* [BRONTEKST]:

..........

8. Inkoop van eigen aandelen
[Regeling vervallen per 01-01-2009 met terugwerkende kracht tot en met 12-12-2008]
De fiscale verwerking van de inkoop van aandelen bij een beleggingsinstelling is ingewikkeld.
In het bijzonder de gevolgen van de inkoop voor de berekening van de herbeleggingsreserve
en de samenstelling van het vermogen aan het einde van het desbetreffende jaar leveren
soms problemen op. De boekhoudkundige verwerking van een inkoop van aandelen bij een
beleggingsinstelling kan het beste aan de hand van een voorbeeld worden verduidelijkt.

..........

* [GEGEVENSSET]:
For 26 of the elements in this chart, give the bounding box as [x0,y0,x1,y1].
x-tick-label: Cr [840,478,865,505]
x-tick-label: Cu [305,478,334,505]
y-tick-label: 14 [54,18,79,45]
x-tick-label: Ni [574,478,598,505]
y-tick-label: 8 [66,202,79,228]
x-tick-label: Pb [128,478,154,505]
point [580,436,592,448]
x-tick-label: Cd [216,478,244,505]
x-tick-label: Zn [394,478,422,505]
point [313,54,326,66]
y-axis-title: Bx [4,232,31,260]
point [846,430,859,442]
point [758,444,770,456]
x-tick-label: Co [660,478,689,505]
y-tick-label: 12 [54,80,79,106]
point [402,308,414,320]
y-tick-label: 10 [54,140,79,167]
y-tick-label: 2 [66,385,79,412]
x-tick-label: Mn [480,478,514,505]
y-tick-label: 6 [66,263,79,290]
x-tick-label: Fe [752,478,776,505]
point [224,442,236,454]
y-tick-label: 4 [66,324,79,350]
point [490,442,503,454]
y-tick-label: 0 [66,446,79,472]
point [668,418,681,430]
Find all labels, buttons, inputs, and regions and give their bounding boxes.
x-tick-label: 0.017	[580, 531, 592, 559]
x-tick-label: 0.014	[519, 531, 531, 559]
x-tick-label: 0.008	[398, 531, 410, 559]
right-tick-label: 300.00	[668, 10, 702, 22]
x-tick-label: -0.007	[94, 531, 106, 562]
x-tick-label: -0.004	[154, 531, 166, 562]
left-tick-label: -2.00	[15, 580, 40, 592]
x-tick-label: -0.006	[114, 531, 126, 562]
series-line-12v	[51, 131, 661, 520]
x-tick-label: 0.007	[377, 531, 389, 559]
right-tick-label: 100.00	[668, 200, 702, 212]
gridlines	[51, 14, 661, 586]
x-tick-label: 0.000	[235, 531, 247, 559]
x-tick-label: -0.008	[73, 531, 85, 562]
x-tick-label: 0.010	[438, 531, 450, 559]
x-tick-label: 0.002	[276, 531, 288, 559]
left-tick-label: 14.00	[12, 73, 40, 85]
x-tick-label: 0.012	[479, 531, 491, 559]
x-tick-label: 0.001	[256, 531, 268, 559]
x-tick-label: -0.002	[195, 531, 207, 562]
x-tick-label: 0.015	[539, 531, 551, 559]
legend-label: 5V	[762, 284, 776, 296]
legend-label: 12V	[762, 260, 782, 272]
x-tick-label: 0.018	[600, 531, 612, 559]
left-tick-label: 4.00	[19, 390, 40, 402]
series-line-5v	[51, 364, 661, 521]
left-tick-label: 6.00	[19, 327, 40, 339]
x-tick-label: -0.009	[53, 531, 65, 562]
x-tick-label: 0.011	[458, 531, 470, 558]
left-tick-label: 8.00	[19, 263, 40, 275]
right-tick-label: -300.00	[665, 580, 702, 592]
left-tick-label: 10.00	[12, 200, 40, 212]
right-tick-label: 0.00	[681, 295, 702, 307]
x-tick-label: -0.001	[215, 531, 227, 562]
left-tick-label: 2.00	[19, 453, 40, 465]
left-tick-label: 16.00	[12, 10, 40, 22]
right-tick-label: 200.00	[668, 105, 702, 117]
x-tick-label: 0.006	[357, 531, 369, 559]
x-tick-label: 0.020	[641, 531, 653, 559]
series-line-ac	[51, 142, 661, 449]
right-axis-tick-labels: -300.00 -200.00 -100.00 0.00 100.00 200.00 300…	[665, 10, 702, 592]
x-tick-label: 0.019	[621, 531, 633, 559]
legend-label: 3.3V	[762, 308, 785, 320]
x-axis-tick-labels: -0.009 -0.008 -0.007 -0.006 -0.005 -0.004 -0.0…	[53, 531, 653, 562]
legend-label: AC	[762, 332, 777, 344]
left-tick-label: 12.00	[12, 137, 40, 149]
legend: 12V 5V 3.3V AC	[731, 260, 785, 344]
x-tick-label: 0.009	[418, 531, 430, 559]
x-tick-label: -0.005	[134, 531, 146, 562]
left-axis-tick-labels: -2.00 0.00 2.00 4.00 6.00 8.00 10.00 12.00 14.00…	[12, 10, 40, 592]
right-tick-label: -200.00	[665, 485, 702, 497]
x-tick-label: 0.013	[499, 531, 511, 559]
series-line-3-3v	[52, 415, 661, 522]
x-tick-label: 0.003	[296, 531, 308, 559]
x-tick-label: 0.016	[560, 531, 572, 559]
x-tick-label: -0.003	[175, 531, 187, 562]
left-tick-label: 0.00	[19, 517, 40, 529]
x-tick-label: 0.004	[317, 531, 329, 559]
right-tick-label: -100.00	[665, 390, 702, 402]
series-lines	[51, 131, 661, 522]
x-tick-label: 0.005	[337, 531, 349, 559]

..........

* [OPDRACHTEN]:
A - Per welke datum is volgens de tekst over de inkoop van eigen aandelen de regeling vervallen?
B - Herhaal uit de tekst over de inkoop van eigen aandelen woord voor woord het stuk dat begint bij "In het bijzonder" en doorloopt tot en met "voorbeeld worden verduidelijkt.".
C - Vertaal deze zin uit de tekst over de inkoop van eigen aandelen in het Engels: "De fiscale verwerking van de inkoop van aandelen bij een beleggingsinstelling is ingewikkeld."
Ga uitsluitend uit van de tekst over de inkoop van eigen aandelen.

* [VOLLEDIGE ANTWOORDEN]:
A - De regeling is vervallen per 01-01-2009, met terugwerkende kracht tot en met 12-12-2008.

B -
In het bijzonder de gevolgen van de inkoop voor de berekening van de herbeleggingsreserve
en de samenstelling van het vermogen aan het einde van het desbetreffende jaar leveren
soms problemen op. De boekhoudkundige verwerking van een inkoop van aandelen bij een
beleggingsinstelling kan het beste aan de hand van een voorbeeld worden verduidelijkt.

C - The tax treatment of the repurchase of shares at an investment institution is complicated.